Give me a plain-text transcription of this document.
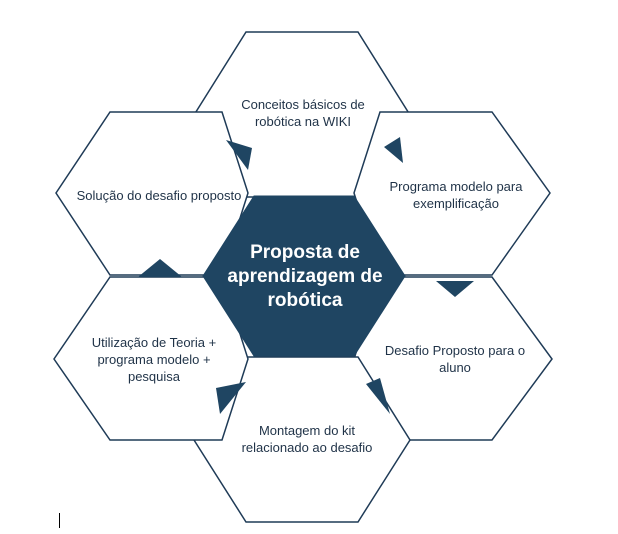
Conceitos básicos de robótica na WIKI
Programa modelo para exemplificação
Desafio Proposto para o aluno
Montagem do kit relacionado ao desafio
Utilização de Teoria + programa modelo + pesquisa
Solução do desafio proposto
Proposta de aprendizagem de robótica
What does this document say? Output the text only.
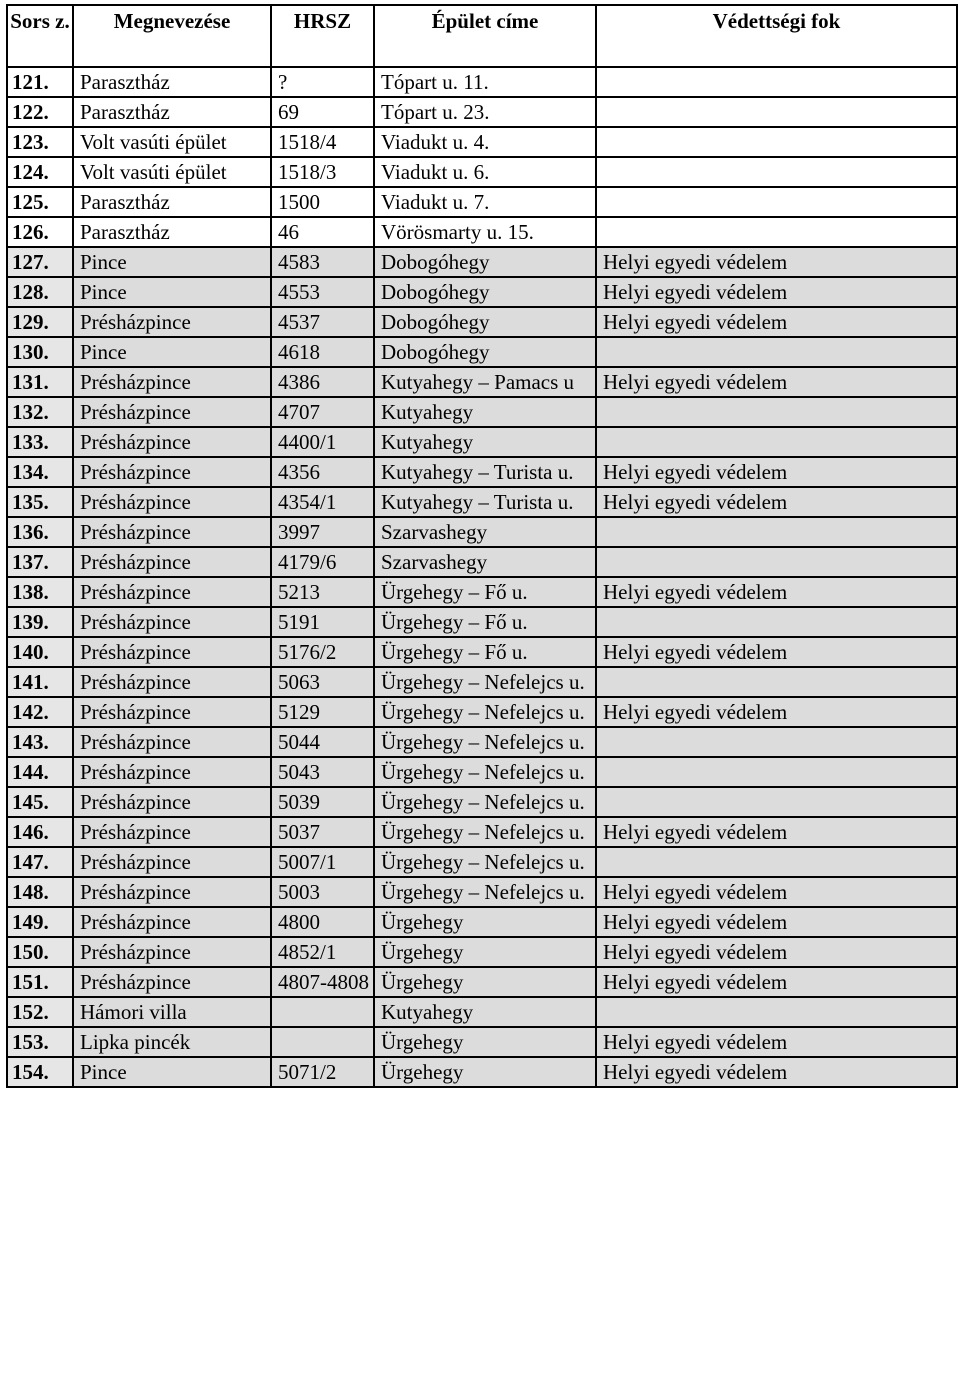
Sors z.	Megnevezése	HRSZ	Épület címe	Védettségi fok
121.	Parasztház	?	Tópart u. 11.	
122.	Parasztház	69	Tópart u. 23.	
123.	Volt vasúti épület	1518/4	Viadukt u. 4.	
124.	Volt vasúti épület	1518/3	Viadukt u. 6.	
125.	Parasztház	1500	Viadukt u. 7.	
126.	Parasztház	46	Vörösmarty u. 15.	
127.	Pince	4583	Dobogóhegy	Helyi egyedi védelem
128.	Pince	4553	Dobogóhegy	Helyi egyedi védelem
129.	Présházpince	4537	Dobogóhegy	Helyi egyedi védelem
130.	Pince	4618	Dobogóhegy	
131.	Présházpince	4386	Kutyahegy – Pamacs u	Helyi egyedi védelem
132.	Présházpince	4707	Kutyahegy	
133.	Présházpince	4400/1	Kutyahegy	
134.	Présházpince	4356	Kutyahegy – Turista u.	Helyi egyedi védelem
135.	Présházpince	4354/1	Kutyahegy – Turista u.	Helyi egyedi védelem
136.	Présházpince	3997	Szarvashegy	
137.	Présházpince	4179/6	Szarvashegy	
138.	Présházpince	5213	Ürgehegy – Fő u.	Helyi egyedi védelem
139.	Présházpince	5191	Ürgehegy – Fő u.	
140.	Présházpince	5176/2	Ürgehegy – Fő u.	Helyi egyedi védelem
141.	Présházpince	5063	Ürgehegy – Nefelejcs u.	
142.	Présházpince	5129	Ürgehegy – Nefelejcs u.	Helyi egyedi védelem
143.	Présházpince	5044	Ürgehegy – Nefelejcs u.	
144.	Présházpince	5043	Ürgehegy – Nefelejcs u.	
145.	Présházpince	5039	Ürgehegy – Nefelejcs u.	
146.	Présházpince	5037	Ürgehegy – Nefelejcs u.	Helyi egyedi védelem
147.	Présházpince	5007/1	Ürgehegy – Nefelejcs u.	
148.	Présházpince	5003	Ürgehegy – Nefelejcs u.	Helyi egyedi védelem
149.	Présházpince	4800	Ürgehegy	Helyi egyedi védelem
150.	Présházpince	4852/1	Ürgehegy	Helyi egyedi védelem
151.	Présházpince	4807-4808	Ürgehegy	Helyi egyedi védelem
152.	Hámori villa		Kutyahegy	
153.	Lipka pincék		Ürgehegy	Helyi egyedi védelem
154.	Pince	5071/2	Ürgehegy	Helyi egyedi védelem
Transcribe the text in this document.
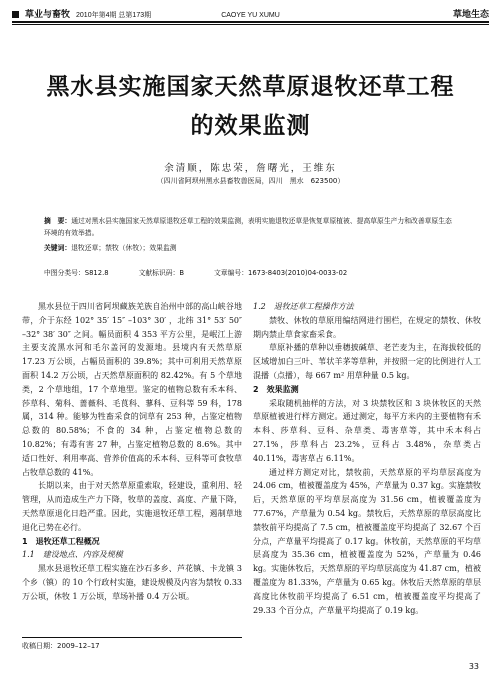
草业与畜牧 2010年第4期 总第173期	CAOYE YU XUMU	草地生态
黑水县实施国家天然草原退牧还草工程
的效果监测
余清顺，陈忠荣，詹曙光，王维东
（四川省阿坝州黑水县畜牧兽医局，四川　黑水　623500）
摘　要：通过对黑水县实施国家天然草原退牧还草工程的效果监测，表明实施退牧还草是恢复草原植被、提高草原生产力和改善草原生态环境的有效举措。
关键词：退牧还草；禁牧（休牧）；效果监测
中图分类号：S812.8	文献标识码：B	文章编号：1673-8403(2010)04-0033-02

黑水县位于四川省阿坝藏族羌族自治州中部的高山峡谷地带，介于东经 102° 35′ 15″ –103° 30′ ，北纬 31° 53′ 50″ –32° 38′ 30″ 之间。幅员面积 4 353 平方公里，是岷江上游主要支流黑水河和毛尔盖河的发源地。县境内有天然草原 17.23 万公顷，占幅员面积的 39.8%；其中可利用天然草原面积 14.2 万公顷，占天然草原面积的 82.42%。有 5 个草地类，2 个草地组，17 个草地型。鉴定的植物总数有禾本科、莎草科、菊科、蔷薇科、毛茛科、蓼科、豆科等 59 科，178 属，314 种。能够为牲畜采食的饲草有 253 种，占鉴定植物总数的 80.58%；不食的 34 种，占鉴定植物总数的 10.82%；有毒有害 27 种，占鉴定植物总数的 8.6%。其中适口性好、利用率高、营养价值高的禾本科、豆科等可食牧草占牧草总数的 41%。

长期以来，由于对天然草原重索取，轻建设，重利用、轻管理，从而造成生产力下降，牧草的盖度、高度、产量下降，天然草原退化日趋严重。因此，实施退牧还草工程，遏制草地退化已势在必行。

1　退牧还草工程概况

1.1　建设地点、内容及规模

黑水县退牧还草工程实施在沙石多乡、芦花镇、卡龙镇 3 个乡（镇）的 10 个行政村实施，建设规模及内容为禁牧 0.33 万公顷，休牧 1 万公顷，草场补播 0.4 万公顷。

1.2　退牧还草工程操作方法

禁牧、休牧的草原用编结网进行围栏，在规定的禁牧、休牧期内禁止草食家畜采食。

草原补播的草种以垂穗披碱草、老芒麦为主，在海拔较低的区域增加白三叶、苇状羊茅等草种，并按照一定的比例进行人工混播（点播），每 667 m² 用草种量 0.5 kg。

2　效果监测

采取随机抽样的方法，对 3 块禁牧区和 3 块休牧区的天然草原植被进行样方测定。通过测定，每平方米内的主要植物有禾本科、莎草科、豆科、杂草类、毒害草等，其中禾本科占 27.1%，莎草科占 23.2%，豆科占 3.48%，杂草类占 40.11%，毒害草占 6.11%。

通过样方测定对比，禁牧前，天然草原的平均草层高度为 24.06 cm，植被覆盖度为 45%，产草量为 0.37 kg。实施禁牧后，天然草原的平均草层高度为 31.56 cm，植被覆盖度为 77.67%，产草量为 0.54 kg。禁牧后，天然草原的草层高度比禁牧前平均提高了 7.5 cm，植被覆盖度平均提高了 32.67 个百分点，产草量平均提高了 0.17 kg。休牧前，天然草原的平均草层高度为 35.36 cm，植被覆盖度为 52%，产草量为 0.46 kg。实施休牧后，天然草原的平均草层高度为 41.87 cm，植被覆盖度为 81.33%，产草量为 0.65 kg。休牧后天然草原的草层高度比休牧前平均提高了 6.51 cm，植被覆盖度平均提高了 29.33 个百分点，产草量平均提高了 0.19 kg。

收稿日期：2009–12–17
33
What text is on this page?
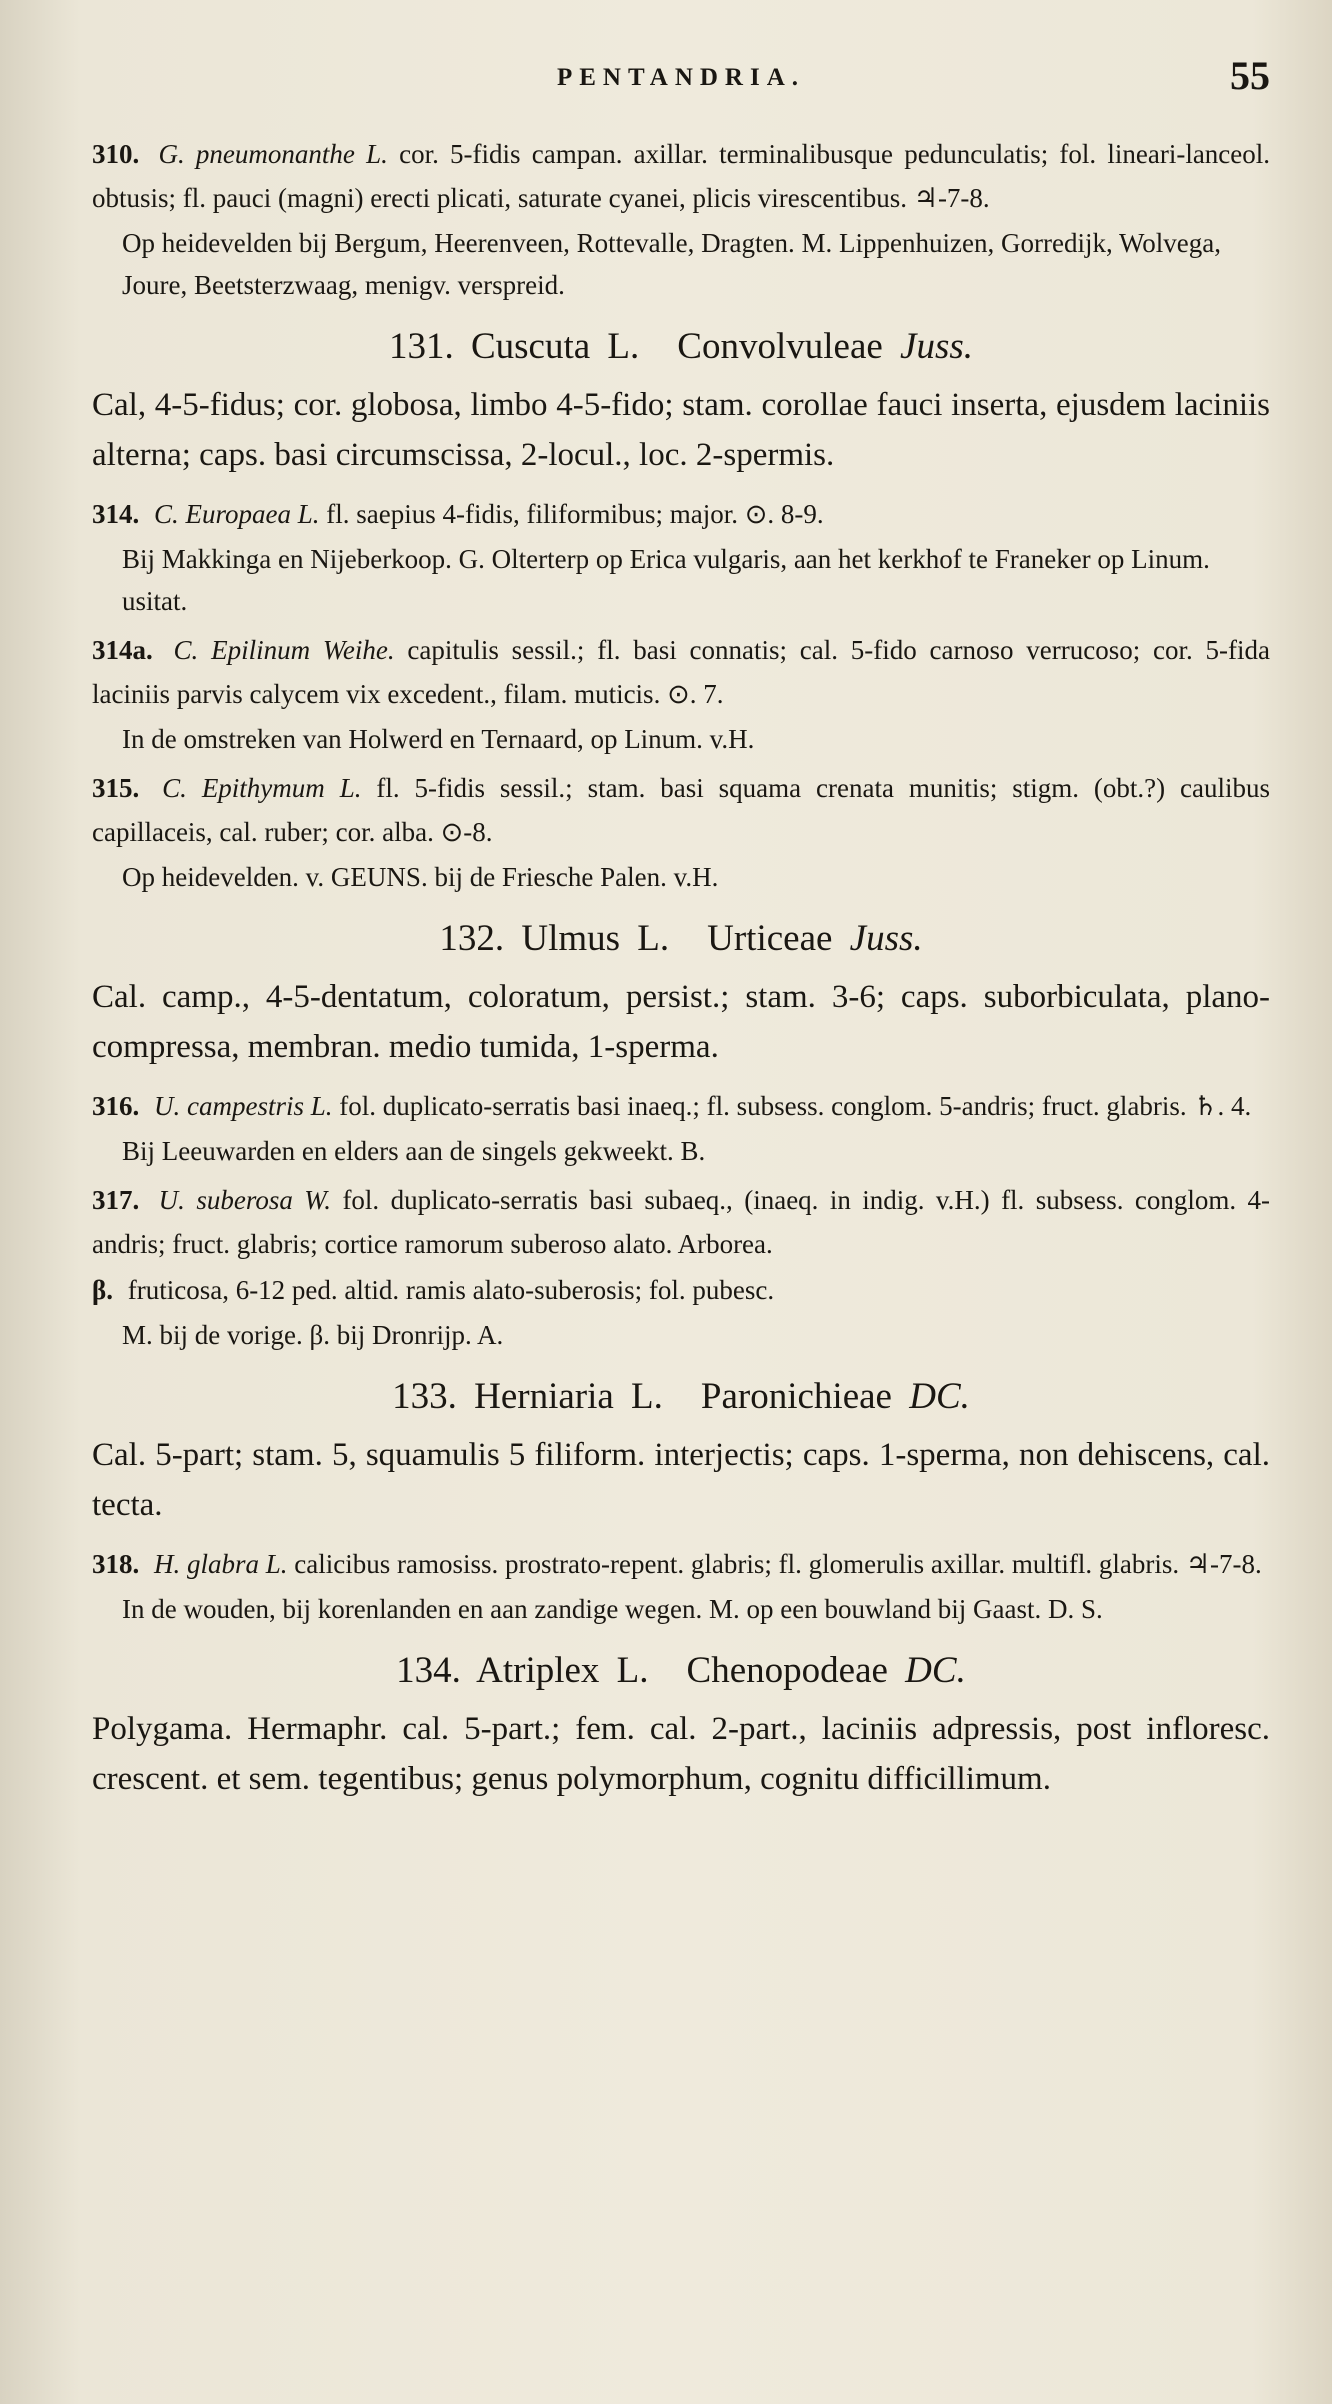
PENTANDRIA.	55

310. G. pneumonanthe L. cor. 5-fidis campan. axillar. terminalibusque pedunculatis; fol. lineari-lanceol. obtusis; fl. pauci (magni) erecti plicati, saturate cyanei, plicis virescentibus. ♃-7-8.

Op heidevelden bij Bergum, Heerenveen, Rottevalle, Dragten. M. Lippenhuizen, Gorredijk, Wolvega, Joure, Beetsterzwaag, menigv. verspreid.

131. Cuscuta L. Convolvuleae Juss.

Cal, 4-5-fidus; cor. globosa, limbo 4-5-fido; stam. corollae fauci inserta, ejusdem laciniis alterna; caps. basi circumscissa, 2-locul., loc. 2-spermis.

314. C. Europaea L. fl. saepius 4-fidis, filiformibus; major. ⊙. 8-9.

Bij Makkinga en Nijeberkoop. G. Olterterp op Erica vulgaris, aan het kerkhof te Franeker op Linum. usitat.

314a. C. Epilinum Weihe. capitulis sessil.; fl. basi connatis; cal. 5-fido carnoso verrucoso; cor. 5-fida laciniis parvis calycem vix excedent., filam. muticis. ⊙. 7.

In de omstreken van Holwerd en Ternaard, op Linum. v.H.

315. C. Epithymum L. fl. 5-fidis sessil.; stam. basi squama crenata munitis; stigm. (obt.?) caulibus capillaceis, cal. ruber; cor. alba. ⊙-8.

Op heidevelden. v. GEUNS. bij de Friesche Palen. v.H.

132. Ulmus L. Urticeae Juss.

Cal. camp., 4-5-dentatum, coloratum, persist.; stam. 3-6; caps. suborbiculata, plano-compressa, membran. medio tumida, 1-sperma.

316. U. campestris L. fol. duplicato-serratis basi inaeq.; fl. subsess. conglom. 5-andris; fruct. glabris. ♄. 4.

Bij Leeuwarden en elders aan de singels gekweekt. B.

317. U. suberosa W. fol. duplicato-serratis basi subaeq., (inaeq. in indig. v.H.) fl. subsess. conglom. 4-andris; fruct. glabris; cortice ramorum suberoso alato. Arborea.

β. fruticosa, 6-12 ped. altid. ramis alato-suberosis; fol. pubesc.

M. bij de vorige. β. bij Dronrijp. A.

133. Herniaria L. Paronichieae DC.

Cal. 5-part; stam. 5, squamulis 5 filiform. interjectis; caps. 1-sperma, non dehiscens, cal. tecta.

318. H. glabra L. calicibus ramosiss. prostrato-repent. glabris; fl. glomerulis axillar. multifl. glabris. ♃-7-8.

In de wouden, bij korenlanden en aan zandige wegen. M. op een bouwland bij Gaast. D. S.

134. Atriplex L. Chenopodeae DC.

Polygama. Hermaphr. cal. 5-part.; fem. cal. 2-part., laciniis adpressis, post infloresc. crescent. et sem. tegentibus; genus polymorphum, cognitu difficillimum.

**Task**: Go through the listing above and report how many of its lines contain the word "serratis", with only the number as output.

**Expected answer**: 2